** Task brief **
Please pull out every line of the records that contains the word "with", copying each one in full. Case matters, so match only that exact capitalization.

· · · · ·

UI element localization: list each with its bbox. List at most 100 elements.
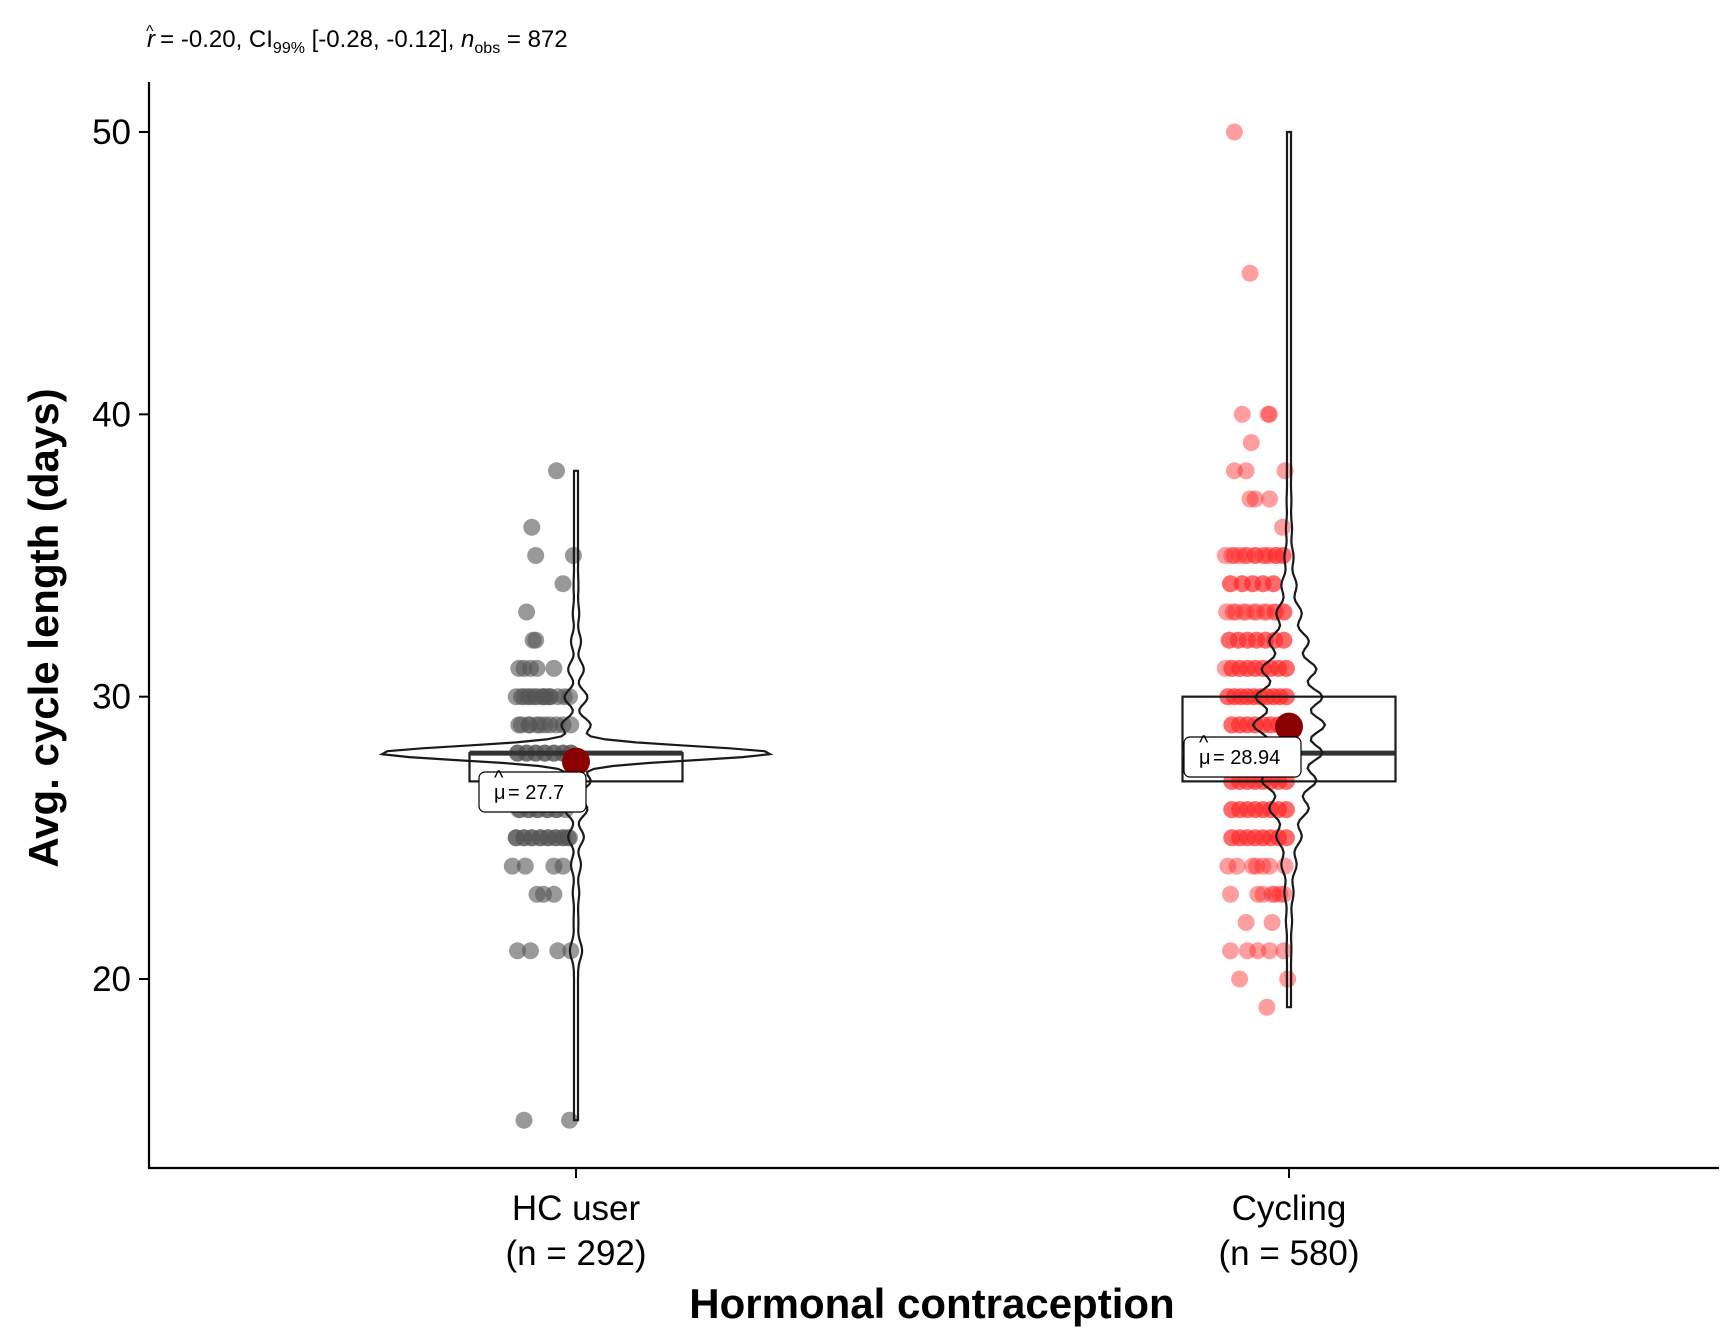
data-point: [522, 659, 539, 677]
subtitle-ci-value: [-0.28, -0.12]: [312, 26, 448, 53]
data-point: [1267, 547, 1285, 564]
data-point: [1225, 123, 1243, 141]
data-point: [1262, 716, 1280, 734]
data-point: [1266, 885, 1284, 903]
data-point: [549, 942, 567, 960]
mu-hat-accent: ^: [494, 767, 504, 789]
data-point: [1244, 575, 1262, 593]
data-point: [1277, 659, 1295, 677]
data-point: [548, 462, 565, 480]
data-point: [1248, 631, 1265, 649]
mean-label-text: = 28.94: [1213, 747, 1280, 769]
data-point: [1238, 801, 1256, 819]
data-point: [541, 688, 559, 706]
data-point: [1223, 716, 1241, 734]
data-point: [1261, 857, 1278, 875]
data-point: [1246, 659, 1264, 677]
data-point: [1262, 829, 1280, 847]
data-point: [1246, 716, 1264, 734]
data-point: [1248, 603, 1265, 621]
data-point: [1238, 829, 1256, 847]
data-point: [1231, 716, 1249, 734]
data-point: [1220, 631, 1238, 649]
data-point: [1277, 829, 1295, 847]
data-point: [1254, 801, 1272, 819]
data-point: [1231, 716, 1249, 734]
data-point: [1249, 942, 1267, 960]
data-point: [1246, 801, 1264, 819]
mean-label-text: = 27.7: [508, 782, 564, 804]
data-point: [1238, 659, 1256, 677]
data-point: [1231, 547, 1249, 564]
x-tick-n-cycling: (n = 580): [1218, 1234, 1359, 1273]
data-point: [1231, 801, 1249, 819]
data-point: [522, 942, 539, 960]
data-point: [1231, 829, 1249, 847]
data-point: [1223, 547, 1241, 564]
group-cycling: [1181, 123, 1397, 1016]
x-tick-label-cycling: Cycling: [1232, 1189, 1347, 1228]
data-point: [1276, 462, 1294, 480]
data-point: [1261, 490, 1278, 508]
x-tick-n-hc-user: (n = 292): [505, 1234, 646, 1273]
data-point: [1270, 659, 1288, 677]
r-hat-symbol: r: [147, 26, 156, 53]
data-point: [1238, 942, 1256, 960]
data-point: [1222, 575, 1239, 593]
data-point: [1241, 264, 1259, 282]
axis-ticks: 20 30 40 50: [92, 113, 1290, 1178]
data-point: [1263, 914, 1281, 931]
data-point: [509, 942, 526, 960]
data-point: [1229, 631, 1247, 649]
data-point: [1254, 575, 1272, 593]
data-point: [1242, 434, 1260, 452]
data-point: [1218, 603, 1236, 621]
data-point: [1225, 547, 1243, 564]
data-point: [1275, 631, 1293, 649]
data-point: [516, 857, 534, 875]
data-point: [1254, 716, 1272, 734]
data-point: [1274, 547, 1291, 564]
data-point: [1261, 547, 1278, 564]
data-point: [1223, 716, 1241, 734]
data-point: [1254, 857, 1272, 875]
y-tick-label: 30: [92, 678, 131, 717]
data-point: [1238, 631, 1256, 649]
data-point: [503, 857, 521, 875]
data-point: [515, 1111, 533, 1129]
data-point: [1223, 829, 1241, 847]
data-point: [1219, 857, 1237, 875]
data-point: [545, 857, 563, 875]
mean-label-hc-user: μ ^ = 27.7: [478, 767, 587, 813]
data-point: [1277, 801, 1295, 819]
mu-symbol: μ: [494, 782, 506, 804]
y-tick-label: 50: [92, 113, 131, 152]
data-point: [1248, 631, 1265, 649]
data-point: [1231, 659, 1249, 677]
data-point: [1244, 575, 1262, 593]
data-point: [554, 575, 572, 593]
data-point: [1238, 547, 1256, 564]
data-point: [1246, 547, 1264, 564]
data-point: [1246, 716, 1264, 734]
data-point: [1258, 603, 1276, 621]
data-point: [1246, 829, 1264, 847]
data-point: [1254, 575, 1272, 593]
data-point: [1261, 405, 1278, 423]
data-point: [1246, 801, 1264, 819]
data-point: [1231, 829, 1249, 847]
data-point: [1258, 998, 1276, 1016]
data-point: [1241, 490, 1259, 508]
data-point: [1225, 462, 1243, 480]
y-tick-label: 20: [92, 960, 131, 999]
data-point: [1245, 603, 1263, 621]
data-point: [1270, 801, 1288, 819]
data-point: [1244, 857, 1262, 875]
y-tick-label: 40: [92, 395, 131, 434]
data-point: [1262, 716, 1280, 734]
data-point: [1263, 885, 1281, 903]
data-point: [536, 716, 554, 734]
data-point: [545, 659, 563, 677]
data-point: [1236, 547, 1254, 564]
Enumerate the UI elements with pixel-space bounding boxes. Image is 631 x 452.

· · · · ·

** Exercise result **
UI element localization: list each with its bbox. List at most 100 elements.
Enumerate the UI elements with pixel-space bounding boxes. Image is 631 x 452.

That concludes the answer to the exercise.